◆ Direction
Output all the entries word for word. Omit the pictures.
◆ ◆ ◆ ◆
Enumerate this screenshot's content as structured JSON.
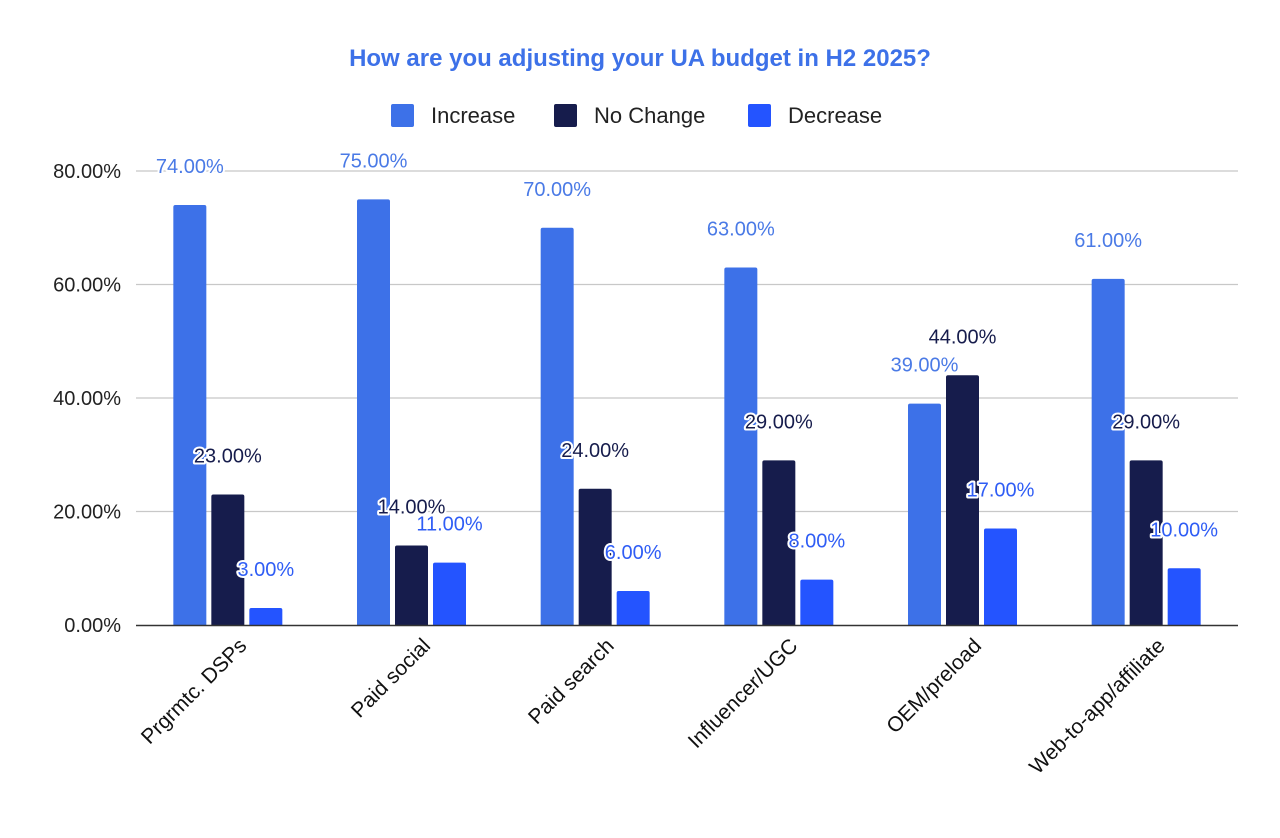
{
  "chart_data": {
    "type": "bar",
    "title": "How are you adjusting your UA budget in H2 2025?",
    "categories": [
      "Prgrmtc. DSPs",
      "Paid social",
      "Paid search",
      "Influencer/UGC",
      "OEM/preload",
      "Web-to-app/affiliate"
    ],
    "series": [
      {
        "name": "Increase",
        "color": "#3d71e8",
        "label_color": "#4a7ae6",
        "values": [
          74,
          75,
          70,
          63,
          39,
          61
        ],
        "labels": [
          "74.00%",
          "75.00%",
          "70.00%",
          "63.00%",
          "39.00%",
          "61.00%"
        ]
      },
      {
        "name": "No Change",
        "color": "#161c4c",
        "label_color": "#161c4c",
        "values": [
          23,
          14,
          24,
          29,
          44,
          29
        ],
        "labels": [
          "23.00%",
          "14.00%",
          "24.00%",
          "29.00%",
          "44.00%",
          "29.00%"
        ]
      },
      {
        "name": "Decrease",
        "color": "#2454ff",
        "label_color": "#2f5df5",
        "values": [
          3,
          11,
          6,
          8,
          17,
          10
        ],
        "labels": [
          "3.00%",
          "11.00%",
          "6.00%",
          "8.00%",
          "17.00%",
          "10.00%"
        ]
      }
    ],
    "yticks": [
      0,
      20,
      40,
      60,
      80
    ],
    "ytick_labels": [
      "0.00%",
      "20.00%",
      "40.00%",
      "60.00%",
      "80.00%"
    ],
    "ylim": [
      0,
      80
    ],
    "xlabel": "",
    "ylabel": "",
    "grid": true,
    "legend_position": "top-center",
    "title_color": "#3d71e8"
  }
}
◆ ◆ ◆ ◆
◆ Problem solution
Enumerate this screenshot's content as structured JSON.
{
  "chart_data": {
    "type": "bar",
    "title": "How are you adjusting your UA budget in H2 2025?",
    "categories": [
      "Prgrmtc. DSPs",
      "Paid social",
      "Paid search",
      "Influencer/UGC",
      "OEM/preload",
      "Web-to-app/affiliate"
    ],
    "series": [
      {
        "name": "Increase",
        "color": "#3d71e8",
        "label_color": "#4a7ae6",
        "values": [
          74,
          75,
          70,
          63,
          39,
          61
        ],
        "labels": [
          "74.00%",
          "75.00%",
          "70.00%",
          "63.00%",
          "39.00%",
          "61.00%"
        ]
      },
      {
        "name": "No Change",
        "color": "#161c4c",
        "label_color": "#161c4c",
        "values": [
          23,
          14,
          24,
          29,
          44,
          29
        ],
        "labels": [
          "23.00%",
          "14.00%",
          "24.00%",
          "29.00%",
          "44.00%",
          "29.00%"
        ]
      },
      {
        "name": "Decrease",
        "color": "#2454ff",
        "label_color": "#2f5df5",
        "values": [
          3,
          11,
          6,
          8,
          17,
          10
        ],
        "labels": [
          "3.00%",
          "11.00%",
          "6.00%",
          "8.00%",
          "17.00%",
          "10.00%"
        ]
      }
    ],
    "yticks": [
      0,
      20,
      40,
      60,
      80
    ],
    "ytick_labels": [
      "0.00%",
      "20.00%",
      "40.00%",
      "60.00%",
      "80.00%"
    ],
    "ylim": [
      0,
      80
    ],
    "xlabel": "",
    "ylabel": "",
    "grid": true,
    "legend_position": "top-center",
    "title_color": "#3d71e8"
  }
}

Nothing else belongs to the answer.